'''

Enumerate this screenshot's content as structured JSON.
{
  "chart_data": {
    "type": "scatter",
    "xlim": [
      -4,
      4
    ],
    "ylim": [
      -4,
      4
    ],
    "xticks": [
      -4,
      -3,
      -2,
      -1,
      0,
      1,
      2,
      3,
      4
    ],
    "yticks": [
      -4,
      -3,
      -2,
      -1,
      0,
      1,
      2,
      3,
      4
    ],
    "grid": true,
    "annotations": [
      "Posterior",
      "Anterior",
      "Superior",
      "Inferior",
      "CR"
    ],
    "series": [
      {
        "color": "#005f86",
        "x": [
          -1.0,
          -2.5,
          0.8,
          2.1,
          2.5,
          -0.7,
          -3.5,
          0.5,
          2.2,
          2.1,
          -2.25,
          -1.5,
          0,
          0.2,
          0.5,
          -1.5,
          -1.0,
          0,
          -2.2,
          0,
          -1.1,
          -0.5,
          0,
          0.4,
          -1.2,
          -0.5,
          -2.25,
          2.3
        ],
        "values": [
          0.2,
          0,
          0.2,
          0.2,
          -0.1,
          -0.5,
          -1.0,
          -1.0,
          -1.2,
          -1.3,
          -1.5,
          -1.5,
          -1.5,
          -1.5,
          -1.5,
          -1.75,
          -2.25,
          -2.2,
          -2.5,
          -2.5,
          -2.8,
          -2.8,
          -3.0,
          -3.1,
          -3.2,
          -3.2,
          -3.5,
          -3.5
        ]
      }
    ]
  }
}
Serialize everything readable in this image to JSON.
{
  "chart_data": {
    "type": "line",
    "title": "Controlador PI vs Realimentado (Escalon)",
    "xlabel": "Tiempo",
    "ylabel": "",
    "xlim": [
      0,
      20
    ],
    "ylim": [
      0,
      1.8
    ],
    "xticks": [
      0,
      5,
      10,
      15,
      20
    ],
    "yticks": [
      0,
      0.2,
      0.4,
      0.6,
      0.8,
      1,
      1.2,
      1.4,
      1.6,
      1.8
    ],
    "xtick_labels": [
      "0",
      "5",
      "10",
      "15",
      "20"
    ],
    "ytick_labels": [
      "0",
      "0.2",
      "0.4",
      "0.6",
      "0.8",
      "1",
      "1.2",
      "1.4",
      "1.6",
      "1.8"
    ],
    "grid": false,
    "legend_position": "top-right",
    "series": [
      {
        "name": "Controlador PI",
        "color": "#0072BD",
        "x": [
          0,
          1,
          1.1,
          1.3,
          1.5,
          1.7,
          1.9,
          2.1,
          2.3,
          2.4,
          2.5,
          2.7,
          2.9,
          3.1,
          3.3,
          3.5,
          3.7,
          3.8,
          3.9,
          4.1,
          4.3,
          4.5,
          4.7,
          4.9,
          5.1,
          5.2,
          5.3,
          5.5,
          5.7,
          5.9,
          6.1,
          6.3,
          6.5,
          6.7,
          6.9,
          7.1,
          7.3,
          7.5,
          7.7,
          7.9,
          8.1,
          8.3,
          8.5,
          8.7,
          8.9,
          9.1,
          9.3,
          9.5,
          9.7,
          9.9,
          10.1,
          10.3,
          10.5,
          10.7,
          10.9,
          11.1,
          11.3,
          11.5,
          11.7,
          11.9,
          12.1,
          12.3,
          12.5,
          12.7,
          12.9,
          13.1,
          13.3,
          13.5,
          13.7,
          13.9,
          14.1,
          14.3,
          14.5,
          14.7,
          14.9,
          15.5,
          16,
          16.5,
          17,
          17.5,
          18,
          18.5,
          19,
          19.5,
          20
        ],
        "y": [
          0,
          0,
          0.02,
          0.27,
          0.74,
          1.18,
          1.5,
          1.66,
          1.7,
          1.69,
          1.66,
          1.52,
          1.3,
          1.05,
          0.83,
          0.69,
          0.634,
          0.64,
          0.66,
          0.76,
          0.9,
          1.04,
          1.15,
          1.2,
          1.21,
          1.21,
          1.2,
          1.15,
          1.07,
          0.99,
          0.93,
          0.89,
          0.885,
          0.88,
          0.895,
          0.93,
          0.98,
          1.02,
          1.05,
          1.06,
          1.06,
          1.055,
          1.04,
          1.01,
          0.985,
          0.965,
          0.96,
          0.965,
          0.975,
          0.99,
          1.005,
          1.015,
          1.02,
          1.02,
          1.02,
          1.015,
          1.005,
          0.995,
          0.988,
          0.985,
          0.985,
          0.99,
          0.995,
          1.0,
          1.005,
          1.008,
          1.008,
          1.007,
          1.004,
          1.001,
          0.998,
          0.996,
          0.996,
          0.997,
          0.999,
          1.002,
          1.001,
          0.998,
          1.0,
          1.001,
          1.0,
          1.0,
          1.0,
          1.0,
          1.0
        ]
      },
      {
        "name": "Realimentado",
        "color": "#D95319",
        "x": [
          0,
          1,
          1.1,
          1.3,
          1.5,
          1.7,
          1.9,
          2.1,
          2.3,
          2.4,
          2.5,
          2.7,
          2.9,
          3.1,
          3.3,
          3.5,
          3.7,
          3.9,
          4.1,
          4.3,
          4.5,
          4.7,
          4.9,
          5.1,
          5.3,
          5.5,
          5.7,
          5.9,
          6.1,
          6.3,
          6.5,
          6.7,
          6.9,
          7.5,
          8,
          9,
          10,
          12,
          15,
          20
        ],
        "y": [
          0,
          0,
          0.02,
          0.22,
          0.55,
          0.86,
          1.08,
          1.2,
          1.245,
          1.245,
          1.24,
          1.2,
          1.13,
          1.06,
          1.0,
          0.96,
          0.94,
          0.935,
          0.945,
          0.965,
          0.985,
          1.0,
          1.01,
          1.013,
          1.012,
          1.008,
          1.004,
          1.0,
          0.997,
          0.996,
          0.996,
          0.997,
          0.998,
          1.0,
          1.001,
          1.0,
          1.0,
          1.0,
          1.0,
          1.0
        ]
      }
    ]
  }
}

'''

= Problem =
Pull out and copy each line containing the string "name".

= Result for this exercise =
        "name": "Controlador PI",
        "name": "Realimentado",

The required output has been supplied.